───── ENTRIES SUPPLIED

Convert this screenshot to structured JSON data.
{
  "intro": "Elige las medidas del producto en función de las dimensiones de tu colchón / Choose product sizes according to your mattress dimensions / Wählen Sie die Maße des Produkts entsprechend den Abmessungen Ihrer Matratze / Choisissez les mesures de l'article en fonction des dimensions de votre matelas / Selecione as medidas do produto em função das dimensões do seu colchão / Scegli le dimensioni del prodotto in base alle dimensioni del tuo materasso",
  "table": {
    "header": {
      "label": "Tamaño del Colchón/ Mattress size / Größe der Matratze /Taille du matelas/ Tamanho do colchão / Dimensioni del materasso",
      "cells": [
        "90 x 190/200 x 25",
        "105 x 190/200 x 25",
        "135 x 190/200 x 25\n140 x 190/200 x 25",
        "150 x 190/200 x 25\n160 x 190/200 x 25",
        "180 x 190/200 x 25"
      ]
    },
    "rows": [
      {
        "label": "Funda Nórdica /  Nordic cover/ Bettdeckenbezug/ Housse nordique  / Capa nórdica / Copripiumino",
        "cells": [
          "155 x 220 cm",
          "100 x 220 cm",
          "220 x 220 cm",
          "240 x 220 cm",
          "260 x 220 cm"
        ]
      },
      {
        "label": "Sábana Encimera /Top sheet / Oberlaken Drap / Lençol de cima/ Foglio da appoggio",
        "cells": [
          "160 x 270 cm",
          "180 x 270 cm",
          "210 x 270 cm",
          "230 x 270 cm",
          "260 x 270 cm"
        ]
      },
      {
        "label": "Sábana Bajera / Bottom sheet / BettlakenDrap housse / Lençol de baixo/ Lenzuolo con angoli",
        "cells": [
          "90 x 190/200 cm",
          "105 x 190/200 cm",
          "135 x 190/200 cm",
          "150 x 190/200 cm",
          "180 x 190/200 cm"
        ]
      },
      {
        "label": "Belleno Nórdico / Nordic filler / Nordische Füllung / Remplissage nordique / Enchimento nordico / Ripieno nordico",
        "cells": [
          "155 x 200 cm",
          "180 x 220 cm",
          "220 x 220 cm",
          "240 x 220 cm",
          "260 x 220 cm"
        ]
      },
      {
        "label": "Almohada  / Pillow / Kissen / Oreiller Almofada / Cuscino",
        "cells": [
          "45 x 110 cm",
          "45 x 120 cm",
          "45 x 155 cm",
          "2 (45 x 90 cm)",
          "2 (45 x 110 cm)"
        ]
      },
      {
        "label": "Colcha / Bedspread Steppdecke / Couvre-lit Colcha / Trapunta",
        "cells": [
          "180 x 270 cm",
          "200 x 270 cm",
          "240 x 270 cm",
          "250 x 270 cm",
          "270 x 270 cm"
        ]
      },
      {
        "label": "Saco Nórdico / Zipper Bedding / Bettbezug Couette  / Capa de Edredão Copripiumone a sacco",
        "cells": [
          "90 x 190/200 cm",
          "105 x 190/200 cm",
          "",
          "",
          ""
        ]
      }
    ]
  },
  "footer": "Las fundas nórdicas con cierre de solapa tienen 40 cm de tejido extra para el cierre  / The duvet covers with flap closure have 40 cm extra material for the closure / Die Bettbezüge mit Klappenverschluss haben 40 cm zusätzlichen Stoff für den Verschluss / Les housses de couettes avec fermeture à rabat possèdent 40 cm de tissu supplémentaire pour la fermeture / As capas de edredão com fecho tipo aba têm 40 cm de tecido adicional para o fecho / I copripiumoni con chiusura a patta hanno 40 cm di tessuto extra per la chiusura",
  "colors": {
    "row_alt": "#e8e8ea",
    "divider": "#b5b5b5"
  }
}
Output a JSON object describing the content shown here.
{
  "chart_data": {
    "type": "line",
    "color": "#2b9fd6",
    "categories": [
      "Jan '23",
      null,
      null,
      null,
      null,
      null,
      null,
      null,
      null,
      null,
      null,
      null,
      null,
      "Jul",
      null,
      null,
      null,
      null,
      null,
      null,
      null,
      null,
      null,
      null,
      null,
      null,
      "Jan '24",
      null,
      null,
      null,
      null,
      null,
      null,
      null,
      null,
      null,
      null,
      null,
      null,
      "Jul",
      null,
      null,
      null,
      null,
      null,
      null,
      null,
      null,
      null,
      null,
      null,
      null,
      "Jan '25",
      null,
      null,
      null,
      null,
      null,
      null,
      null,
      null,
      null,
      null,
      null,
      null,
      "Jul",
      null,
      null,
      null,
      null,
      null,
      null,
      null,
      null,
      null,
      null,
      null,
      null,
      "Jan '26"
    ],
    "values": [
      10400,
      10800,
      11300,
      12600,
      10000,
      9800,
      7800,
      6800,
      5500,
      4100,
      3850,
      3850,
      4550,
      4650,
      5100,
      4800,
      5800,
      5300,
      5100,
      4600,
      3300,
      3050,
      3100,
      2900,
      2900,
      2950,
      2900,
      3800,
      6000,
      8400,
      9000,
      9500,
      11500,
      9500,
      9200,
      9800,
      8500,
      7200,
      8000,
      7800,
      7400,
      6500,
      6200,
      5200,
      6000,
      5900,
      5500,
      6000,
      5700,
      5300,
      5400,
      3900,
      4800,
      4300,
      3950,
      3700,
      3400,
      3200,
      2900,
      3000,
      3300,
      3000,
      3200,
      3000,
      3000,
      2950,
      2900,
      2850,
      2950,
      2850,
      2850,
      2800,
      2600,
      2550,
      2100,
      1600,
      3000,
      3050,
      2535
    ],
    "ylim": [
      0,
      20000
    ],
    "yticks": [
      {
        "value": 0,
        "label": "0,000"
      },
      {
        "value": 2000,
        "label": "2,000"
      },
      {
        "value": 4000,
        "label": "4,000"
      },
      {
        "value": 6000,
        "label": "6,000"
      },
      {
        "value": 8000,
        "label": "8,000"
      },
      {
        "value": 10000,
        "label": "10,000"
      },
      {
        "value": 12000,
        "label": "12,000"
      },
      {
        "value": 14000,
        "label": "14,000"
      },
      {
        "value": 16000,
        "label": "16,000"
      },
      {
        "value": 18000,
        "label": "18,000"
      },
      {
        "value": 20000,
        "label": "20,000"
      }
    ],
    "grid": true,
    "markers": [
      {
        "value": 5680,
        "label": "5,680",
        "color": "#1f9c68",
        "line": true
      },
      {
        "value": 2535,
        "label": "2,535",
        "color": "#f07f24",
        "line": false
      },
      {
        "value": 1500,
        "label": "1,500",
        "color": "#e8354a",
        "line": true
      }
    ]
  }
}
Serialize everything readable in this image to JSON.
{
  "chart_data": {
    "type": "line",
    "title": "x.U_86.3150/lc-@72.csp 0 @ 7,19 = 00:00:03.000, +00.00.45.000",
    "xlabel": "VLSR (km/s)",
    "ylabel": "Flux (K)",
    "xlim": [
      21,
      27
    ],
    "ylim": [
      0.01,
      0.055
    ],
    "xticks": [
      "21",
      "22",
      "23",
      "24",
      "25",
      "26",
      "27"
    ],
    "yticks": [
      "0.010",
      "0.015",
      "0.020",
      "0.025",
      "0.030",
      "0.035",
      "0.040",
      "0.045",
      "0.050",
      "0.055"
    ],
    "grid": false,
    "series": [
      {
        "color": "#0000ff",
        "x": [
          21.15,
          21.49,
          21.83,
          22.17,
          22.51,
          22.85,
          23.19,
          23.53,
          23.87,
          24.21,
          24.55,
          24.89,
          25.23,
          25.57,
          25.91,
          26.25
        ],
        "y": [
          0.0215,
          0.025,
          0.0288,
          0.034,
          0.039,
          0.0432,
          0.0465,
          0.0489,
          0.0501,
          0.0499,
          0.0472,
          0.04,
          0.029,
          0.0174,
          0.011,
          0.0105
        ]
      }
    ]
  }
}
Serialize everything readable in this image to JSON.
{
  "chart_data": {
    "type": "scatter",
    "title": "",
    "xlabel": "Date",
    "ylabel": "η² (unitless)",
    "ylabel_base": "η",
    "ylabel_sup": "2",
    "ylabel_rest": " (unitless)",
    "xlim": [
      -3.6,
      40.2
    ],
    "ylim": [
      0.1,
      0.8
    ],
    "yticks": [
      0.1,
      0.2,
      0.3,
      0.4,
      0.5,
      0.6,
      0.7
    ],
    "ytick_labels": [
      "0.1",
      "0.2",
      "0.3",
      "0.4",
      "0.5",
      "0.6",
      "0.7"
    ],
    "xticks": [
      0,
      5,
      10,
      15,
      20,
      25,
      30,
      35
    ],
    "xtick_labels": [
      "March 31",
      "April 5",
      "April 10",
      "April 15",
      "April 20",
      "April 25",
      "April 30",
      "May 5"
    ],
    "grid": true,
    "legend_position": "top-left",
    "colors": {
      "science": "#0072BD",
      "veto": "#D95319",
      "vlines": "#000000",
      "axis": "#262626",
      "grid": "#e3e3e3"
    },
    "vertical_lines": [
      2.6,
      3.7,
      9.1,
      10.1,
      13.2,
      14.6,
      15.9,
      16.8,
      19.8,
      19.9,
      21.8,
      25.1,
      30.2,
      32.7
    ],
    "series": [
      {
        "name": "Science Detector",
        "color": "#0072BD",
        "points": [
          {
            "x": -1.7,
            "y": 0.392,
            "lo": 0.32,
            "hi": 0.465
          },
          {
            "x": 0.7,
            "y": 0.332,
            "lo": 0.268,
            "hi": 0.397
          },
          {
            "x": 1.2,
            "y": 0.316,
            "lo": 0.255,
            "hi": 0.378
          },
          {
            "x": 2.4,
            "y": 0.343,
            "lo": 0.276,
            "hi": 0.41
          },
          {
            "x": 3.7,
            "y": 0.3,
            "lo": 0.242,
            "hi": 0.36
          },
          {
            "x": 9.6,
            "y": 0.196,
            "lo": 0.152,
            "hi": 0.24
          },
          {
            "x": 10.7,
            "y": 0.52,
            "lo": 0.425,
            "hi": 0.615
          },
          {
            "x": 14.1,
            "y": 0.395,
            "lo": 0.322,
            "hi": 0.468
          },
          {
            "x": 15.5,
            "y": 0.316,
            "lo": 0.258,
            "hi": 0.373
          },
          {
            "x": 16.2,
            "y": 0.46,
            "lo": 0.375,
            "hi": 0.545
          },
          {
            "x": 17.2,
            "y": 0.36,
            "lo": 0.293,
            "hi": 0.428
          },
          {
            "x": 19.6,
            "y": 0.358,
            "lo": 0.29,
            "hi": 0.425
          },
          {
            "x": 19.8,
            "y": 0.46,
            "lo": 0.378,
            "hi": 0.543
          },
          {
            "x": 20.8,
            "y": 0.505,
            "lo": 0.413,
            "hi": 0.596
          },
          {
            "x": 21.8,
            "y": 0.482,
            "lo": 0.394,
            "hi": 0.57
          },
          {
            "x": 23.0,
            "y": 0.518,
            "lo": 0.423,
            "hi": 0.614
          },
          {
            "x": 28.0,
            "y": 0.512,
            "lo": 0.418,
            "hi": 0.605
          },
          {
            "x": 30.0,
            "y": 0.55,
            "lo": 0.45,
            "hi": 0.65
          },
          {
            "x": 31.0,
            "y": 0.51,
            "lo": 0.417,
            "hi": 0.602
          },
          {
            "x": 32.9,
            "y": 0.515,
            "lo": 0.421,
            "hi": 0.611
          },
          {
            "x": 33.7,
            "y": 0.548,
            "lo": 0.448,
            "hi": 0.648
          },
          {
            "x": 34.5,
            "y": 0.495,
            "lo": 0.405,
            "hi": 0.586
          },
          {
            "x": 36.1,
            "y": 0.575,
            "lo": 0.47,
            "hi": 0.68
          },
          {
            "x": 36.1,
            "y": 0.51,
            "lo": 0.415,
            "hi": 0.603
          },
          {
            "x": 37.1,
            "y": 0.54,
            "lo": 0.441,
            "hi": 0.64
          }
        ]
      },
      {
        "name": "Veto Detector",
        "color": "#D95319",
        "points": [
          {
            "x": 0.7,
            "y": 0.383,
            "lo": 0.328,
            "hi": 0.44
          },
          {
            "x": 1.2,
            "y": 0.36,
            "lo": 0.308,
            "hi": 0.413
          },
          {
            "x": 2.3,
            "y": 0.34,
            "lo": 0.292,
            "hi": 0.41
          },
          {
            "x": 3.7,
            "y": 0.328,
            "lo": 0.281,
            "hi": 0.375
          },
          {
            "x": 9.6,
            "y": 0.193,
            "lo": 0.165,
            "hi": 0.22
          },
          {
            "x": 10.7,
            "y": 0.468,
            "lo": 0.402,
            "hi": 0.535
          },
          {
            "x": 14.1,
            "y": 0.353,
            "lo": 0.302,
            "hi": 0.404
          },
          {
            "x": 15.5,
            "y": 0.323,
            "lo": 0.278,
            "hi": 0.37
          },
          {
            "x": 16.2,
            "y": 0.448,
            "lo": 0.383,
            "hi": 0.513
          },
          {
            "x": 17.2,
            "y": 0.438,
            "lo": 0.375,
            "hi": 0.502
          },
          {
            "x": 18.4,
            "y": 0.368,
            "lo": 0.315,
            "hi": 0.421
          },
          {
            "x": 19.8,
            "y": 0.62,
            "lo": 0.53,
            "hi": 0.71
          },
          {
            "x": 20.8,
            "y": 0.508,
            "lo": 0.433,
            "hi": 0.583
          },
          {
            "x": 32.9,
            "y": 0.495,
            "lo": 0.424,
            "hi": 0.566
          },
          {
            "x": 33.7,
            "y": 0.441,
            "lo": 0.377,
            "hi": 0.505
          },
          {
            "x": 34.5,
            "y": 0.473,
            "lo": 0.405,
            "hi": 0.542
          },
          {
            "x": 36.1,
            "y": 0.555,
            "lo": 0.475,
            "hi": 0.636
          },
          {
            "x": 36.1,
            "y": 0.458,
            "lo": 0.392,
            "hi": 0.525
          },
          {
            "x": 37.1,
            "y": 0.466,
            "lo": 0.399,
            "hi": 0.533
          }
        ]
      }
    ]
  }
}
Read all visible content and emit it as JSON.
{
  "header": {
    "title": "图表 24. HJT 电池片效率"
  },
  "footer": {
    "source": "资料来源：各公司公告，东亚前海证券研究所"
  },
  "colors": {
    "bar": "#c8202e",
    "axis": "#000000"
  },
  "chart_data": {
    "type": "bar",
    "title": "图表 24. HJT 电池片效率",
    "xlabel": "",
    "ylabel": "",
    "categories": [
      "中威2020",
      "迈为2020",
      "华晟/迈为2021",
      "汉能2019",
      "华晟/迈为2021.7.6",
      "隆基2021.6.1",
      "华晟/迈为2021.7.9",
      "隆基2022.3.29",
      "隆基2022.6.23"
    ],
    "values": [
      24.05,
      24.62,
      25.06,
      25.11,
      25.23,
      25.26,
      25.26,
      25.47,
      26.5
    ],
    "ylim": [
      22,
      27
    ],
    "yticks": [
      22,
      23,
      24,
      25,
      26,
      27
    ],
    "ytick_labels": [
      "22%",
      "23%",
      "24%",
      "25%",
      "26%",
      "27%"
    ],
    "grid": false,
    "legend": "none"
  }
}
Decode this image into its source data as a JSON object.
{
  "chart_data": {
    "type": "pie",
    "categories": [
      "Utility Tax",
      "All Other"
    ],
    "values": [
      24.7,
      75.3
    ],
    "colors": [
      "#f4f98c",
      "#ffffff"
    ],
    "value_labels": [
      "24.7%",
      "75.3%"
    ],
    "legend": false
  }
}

──────────

EXERCISE GOAL -
Which lines hold the word "source"? Return all of them from the records above.

ANSWER TO THIS PROBLEM -
    "source": "资料来源：各公司公告，东亚前海证券研究所"
Decode this image into its source data as a JSON object.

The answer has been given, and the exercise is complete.